> Aim of the task
Every line with the word "JSON" in it should be extracted from the data that follows.

> Input
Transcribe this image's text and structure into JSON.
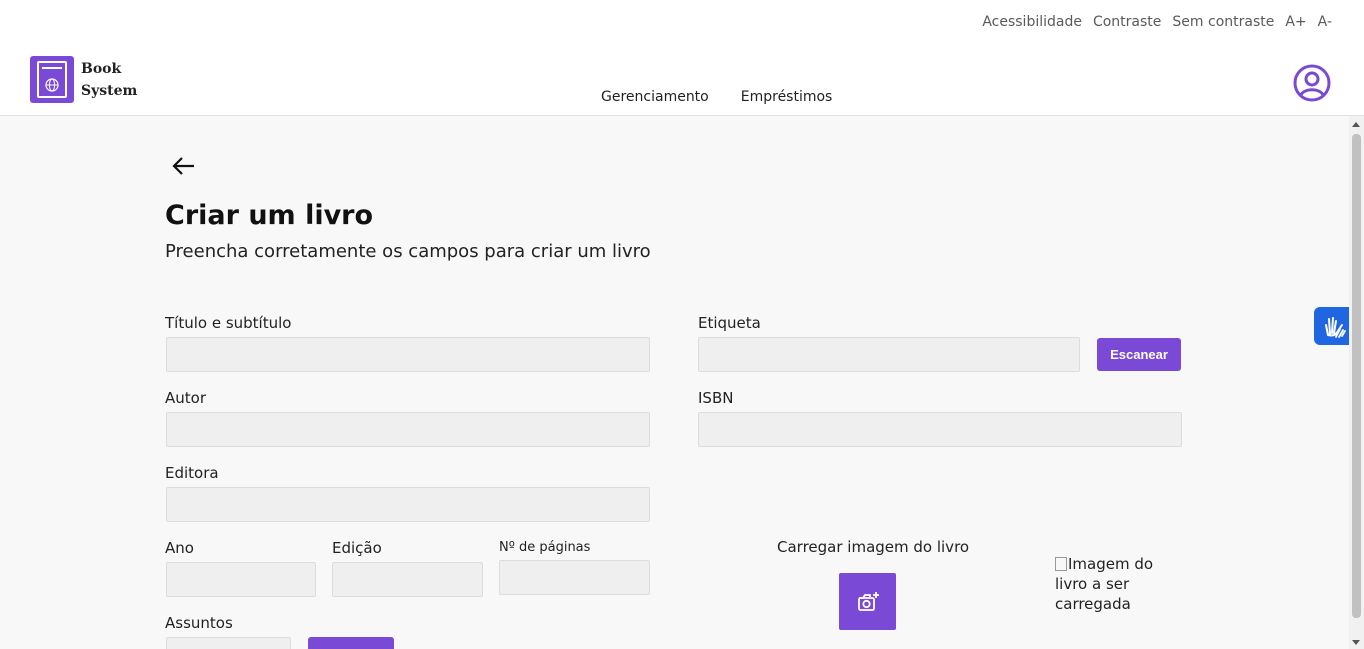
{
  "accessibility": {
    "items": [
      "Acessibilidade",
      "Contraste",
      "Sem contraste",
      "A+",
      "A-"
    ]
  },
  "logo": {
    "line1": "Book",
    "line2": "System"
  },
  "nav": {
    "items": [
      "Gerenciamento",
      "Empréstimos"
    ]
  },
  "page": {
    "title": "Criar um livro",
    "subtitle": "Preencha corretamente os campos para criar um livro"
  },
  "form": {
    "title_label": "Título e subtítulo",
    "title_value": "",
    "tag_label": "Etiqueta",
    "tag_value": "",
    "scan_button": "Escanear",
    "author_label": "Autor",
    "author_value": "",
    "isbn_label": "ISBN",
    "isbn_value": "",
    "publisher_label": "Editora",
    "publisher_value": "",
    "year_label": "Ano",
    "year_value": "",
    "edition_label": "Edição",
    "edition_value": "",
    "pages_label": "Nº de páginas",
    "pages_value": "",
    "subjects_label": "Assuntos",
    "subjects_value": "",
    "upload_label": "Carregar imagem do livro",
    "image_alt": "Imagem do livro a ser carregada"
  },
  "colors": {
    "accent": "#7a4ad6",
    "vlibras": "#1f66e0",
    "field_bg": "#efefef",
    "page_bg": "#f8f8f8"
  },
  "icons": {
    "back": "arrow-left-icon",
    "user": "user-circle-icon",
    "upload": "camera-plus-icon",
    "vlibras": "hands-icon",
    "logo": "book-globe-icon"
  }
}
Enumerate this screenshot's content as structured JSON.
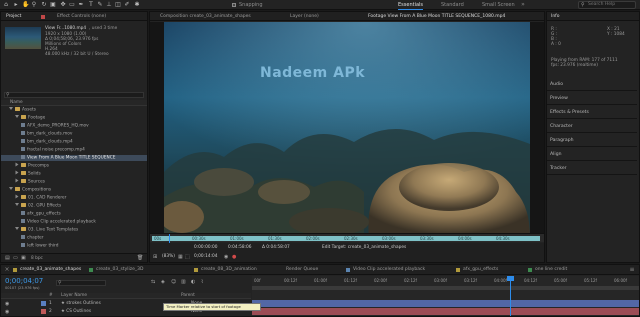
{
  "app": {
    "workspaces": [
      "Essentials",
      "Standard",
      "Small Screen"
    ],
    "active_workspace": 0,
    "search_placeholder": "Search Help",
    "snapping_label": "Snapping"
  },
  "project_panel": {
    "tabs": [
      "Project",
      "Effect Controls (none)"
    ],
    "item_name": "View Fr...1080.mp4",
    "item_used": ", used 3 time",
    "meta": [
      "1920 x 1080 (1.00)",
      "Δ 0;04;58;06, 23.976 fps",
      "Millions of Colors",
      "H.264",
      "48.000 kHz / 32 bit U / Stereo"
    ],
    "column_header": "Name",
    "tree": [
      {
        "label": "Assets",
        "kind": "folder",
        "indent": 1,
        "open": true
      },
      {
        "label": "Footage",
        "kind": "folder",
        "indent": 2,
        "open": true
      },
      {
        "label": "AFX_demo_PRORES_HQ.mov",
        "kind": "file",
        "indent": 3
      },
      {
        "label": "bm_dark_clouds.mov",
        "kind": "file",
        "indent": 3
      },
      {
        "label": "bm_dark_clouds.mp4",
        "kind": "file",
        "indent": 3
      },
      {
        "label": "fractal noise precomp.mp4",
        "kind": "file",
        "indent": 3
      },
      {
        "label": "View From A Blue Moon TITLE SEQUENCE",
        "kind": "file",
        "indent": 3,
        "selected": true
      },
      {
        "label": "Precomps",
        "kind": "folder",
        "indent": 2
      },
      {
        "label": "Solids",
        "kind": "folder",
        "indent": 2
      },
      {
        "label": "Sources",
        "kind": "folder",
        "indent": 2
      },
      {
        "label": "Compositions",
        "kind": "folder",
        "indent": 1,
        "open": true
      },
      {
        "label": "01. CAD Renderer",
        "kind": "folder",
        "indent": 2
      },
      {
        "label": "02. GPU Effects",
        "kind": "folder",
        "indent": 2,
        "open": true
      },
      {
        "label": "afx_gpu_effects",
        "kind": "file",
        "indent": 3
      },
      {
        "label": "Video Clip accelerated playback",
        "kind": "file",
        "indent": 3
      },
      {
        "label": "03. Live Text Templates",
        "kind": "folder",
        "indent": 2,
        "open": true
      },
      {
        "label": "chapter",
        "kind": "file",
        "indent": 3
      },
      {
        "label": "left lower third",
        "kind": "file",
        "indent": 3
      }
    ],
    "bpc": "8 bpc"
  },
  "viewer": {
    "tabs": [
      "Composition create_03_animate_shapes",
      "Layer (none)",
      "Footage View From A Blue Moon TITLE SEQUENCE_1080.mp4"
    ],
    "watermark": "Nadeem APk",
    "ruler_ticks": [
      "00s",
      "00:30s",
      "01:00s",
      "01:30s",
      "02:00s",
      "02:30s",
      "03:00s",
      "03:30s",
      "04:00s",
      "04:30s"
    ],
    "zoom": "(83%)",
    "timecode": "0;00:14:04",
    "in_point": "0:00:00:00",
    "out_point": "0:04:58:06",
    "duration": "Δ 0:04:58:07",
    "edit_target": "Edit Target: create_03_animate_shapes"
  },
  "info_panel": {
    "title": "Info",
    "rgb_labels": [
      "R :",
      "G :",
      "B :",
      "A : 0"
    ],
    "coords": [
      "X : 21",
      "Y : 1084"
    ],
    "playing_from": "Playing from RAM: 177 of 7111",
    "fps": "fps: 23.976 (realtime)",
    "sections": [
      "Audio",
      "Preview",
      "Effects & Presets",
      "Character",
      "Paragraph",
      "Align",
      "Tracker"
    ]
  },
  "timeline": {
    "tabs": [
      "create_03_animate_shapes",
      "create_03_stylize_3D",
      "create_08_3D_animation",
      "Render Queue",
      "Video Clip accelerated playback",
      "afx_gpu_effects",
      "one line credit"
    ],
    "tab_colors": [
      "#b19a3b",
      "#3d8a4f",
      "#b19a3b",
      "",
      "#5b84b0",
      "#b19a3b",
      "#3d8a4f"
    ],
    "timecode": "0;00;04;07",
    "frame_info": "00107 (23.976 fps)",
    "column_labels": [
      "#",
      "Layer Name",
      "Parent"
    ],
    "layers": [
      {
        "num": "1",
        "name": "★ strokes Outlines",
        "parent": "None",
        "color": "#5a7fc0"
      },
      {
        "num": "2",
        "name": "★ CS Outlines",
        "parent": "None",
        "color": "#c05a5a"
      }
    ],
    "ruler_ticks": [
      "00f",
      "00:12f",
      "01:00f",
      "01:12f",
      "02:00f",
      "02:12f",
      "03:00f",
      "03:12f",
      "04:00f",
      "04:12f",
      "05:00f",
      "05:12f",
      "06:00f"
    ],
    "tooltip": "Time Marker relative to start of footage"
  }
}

> Result of the task
Transcribe this image's text and structure into JSON.
Enumerate this screenshot's content as structured JSON.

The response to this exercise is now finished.